* WORK TO DO
Locate every line in the items below that contains the string "教客报名" and copy each one.

========================================================================

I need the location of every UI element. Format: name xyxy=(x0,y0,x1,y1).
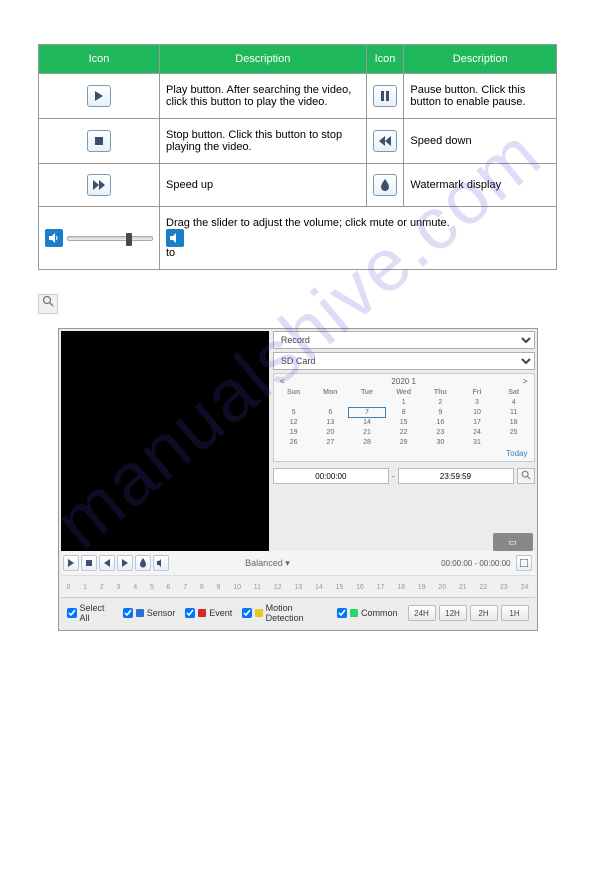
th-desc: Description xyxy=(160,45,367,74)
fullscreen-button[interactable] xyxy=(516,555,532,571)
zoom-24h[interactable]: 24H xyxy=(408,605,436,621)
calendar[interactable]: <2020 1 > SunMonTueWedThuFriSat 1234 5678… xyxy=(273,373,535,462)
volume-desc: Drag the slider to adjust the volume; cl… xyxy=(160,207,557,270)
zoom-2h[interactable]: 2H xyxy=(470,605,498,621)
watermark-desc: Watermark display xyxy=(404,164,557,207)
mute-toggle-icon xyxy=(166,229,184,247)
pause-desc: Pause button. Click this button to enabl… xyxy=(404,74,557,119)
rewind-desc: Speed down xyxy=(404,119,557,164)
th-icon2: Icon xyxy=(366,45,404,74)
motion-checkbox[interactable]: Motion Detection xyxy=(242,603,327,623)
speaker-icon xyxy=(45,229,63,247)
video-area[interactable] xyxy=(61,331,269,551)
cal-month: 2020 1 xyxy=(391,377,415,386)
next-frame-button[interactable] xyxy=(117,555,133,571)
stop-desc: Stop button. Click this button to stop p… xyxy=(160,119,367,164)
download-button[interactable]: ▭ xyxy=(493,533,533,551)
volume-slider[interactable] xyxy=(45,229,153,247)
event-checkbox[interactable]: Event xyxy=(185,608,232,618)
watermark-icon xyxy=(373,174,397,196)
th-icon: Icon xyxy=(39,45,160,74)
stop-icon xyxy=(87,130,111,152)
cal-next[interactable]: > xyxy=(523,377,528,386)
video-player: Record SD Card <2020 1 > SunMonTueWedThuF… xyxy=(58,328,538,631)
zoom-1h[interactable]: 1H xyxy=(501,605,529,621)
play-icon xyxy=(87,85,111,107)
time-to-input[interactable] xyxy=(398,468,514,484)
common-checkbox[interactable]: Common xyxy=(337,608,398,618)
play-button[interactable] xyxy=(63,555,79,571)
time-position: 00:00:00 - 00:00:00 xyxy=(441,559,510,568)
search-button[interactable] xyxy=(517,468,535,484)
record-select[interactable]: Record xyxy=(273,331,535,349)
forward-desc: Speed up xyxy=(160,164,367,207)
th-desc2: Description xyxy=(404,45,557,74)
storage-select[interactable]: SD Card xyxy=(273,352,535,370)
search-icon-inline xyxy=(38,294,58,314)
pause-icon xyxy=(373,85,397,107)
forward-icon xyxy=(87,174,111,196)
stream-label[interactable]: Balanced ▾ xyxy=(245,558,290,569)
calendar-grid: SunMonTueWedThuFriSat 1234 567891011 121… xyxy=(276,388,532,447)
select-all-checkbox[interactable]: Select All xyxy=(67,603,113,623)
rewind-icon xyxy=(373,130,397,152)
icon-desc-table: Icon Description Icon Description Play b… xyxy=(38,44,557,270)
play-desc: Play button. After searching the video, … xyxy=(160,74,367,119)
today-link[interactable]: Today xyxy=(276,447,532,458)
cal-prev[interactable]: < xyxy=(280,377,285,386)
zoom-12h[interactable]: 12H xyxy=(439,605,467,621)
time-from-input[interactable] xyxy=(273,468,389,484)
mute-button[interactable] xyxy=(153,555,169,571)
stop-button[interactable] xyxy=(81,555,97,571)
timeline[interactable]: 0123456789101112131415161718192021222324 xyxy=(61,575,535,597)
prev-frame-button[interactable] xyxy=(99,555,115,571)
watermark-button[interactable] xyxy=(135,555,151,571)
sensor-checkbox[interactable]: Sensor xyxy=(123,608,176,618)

========================================================================

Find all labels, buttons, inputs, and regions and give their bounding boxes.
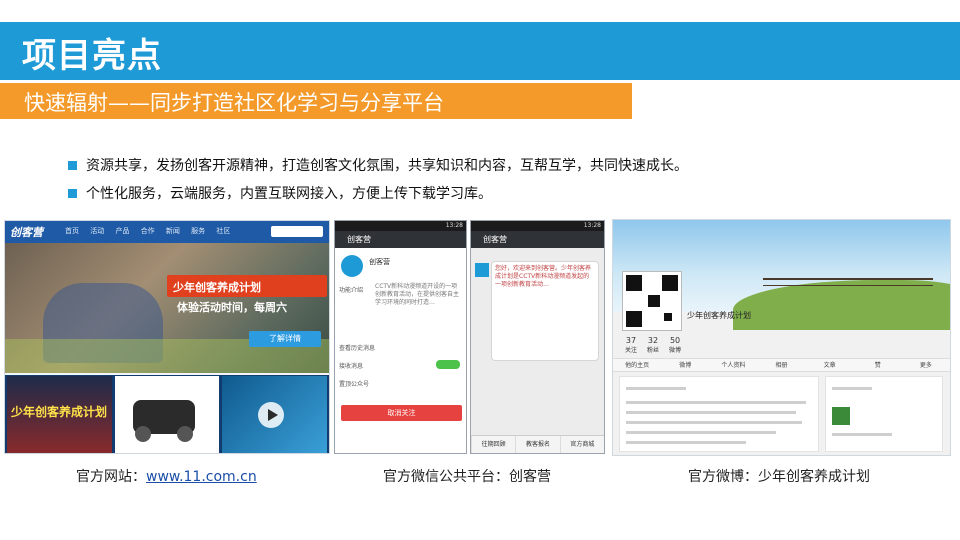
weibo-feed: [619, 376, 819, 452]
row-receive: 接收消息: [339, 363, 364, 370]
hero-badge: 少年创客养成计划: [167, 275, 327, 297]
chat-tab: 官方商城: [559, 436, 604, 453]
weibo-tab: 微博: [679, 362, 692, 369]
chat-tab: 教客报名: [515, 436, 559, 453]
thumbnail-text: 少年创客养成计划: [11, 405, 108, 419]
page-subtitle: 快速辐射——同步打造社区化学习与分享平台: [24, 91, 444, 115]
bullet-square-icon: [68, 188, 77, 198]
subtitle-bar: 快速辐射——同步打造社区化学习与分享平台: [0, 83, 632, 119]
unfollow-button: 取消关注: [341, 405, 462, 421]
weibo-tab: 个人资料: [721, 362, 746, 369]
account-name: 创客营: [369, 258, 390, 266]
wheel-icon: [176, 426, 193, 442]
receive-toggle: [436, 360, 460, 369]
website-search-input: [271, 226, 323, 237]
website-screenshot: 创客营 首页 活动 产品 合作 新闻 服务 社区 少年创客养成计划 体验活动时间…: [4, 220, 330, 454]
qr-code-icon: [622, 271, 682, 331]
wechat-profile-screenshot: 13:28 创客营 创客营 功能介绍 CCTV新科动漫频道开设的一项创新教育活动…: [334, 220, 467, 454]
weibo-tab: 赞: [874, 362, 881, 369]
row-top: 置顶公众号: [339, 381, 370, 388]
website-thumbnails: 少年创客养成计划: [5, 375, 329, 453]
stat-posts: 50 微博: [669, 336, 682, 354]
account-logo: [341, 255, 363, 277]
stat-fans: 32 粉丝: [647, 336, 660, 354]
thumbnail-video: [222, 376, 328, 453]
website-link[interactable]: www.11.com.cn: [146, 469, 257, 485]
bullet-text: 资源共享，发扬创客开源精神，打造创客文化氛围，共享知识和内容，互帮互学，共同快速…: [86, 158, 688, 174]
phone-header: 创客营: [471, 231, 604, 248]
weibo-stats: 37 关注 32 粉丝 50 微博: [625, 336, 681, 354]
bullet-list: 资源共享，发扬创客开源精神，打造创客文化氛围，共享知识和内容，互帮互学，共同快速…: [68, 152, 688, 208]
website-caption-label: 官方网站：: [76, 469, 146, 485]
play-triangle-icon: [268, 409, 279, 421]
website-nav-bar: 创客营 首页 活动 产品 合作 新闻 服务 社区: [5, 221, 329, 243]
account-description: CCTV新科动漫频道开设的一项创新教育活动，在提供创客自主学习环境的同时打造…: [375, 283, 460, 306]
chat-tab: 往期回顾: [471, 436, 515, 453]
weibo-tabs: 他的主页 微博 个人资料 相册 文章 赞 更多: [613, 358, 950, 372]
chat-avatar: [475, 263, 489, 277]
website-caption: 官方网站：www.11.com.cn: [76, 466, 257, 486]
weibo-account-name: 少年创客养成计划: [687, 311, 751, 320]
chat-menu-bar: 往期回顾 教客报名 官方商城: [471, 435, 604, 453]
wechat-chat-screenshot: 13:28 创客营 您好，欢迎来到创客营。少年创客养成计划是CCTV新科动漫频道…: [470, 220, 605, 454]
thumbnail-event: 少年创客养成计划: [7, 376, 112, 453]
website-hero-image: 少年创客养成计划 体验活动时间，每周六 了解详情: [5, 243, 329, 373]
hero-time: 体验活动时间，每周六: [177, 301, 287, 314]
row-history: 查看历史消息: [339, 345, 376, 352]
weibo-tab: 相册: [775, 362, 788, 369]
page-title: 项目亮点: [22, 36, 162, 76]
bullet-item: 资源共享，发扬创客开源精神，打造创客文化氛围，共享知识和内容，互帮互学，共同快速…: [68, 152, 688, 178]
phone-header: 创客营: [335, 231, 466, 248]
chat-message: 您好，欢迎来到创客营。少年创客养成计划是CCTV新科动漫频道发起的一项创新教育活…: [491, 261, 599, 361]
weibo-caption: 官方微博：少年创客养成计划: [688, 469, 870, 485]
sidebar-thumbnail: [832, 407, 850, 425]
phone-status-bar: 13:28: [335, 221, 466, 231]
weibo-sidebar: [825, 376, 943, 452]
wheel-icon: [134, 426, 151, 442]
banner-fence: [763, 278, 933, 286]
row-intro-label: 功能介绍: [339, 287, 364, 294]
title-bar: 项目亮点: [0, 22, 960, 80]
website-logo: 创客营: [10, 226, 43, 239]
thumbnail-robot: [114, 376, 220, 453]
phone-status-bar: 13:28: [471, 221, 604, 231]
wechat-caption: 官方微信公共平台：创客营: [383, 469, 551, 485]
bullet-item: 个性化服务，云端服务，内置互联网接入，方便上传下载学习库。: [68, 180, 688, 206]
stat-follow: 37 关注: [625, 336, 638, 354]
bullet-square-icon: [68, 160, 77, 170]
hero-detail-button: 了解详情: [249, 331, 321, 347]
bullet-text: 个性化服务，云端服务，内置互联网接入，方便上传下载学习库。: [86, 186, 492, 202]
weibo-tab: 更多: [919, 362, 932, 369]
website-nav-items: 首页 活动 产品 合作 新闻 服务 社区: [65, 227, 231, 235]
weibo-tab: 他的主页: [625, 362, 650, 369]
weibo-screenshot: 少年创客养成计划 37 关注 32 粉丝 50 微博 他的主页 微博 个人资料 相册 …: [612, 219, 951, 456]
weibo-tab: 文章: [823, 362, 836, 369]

========================================================================

* WRITTEN RESPONSE
chat-tab: 教客报名: [515, 436, 559, 453]
chat-menu-bar: 往期回顾 教客报名 官方商城: [471, 435, 604, 453]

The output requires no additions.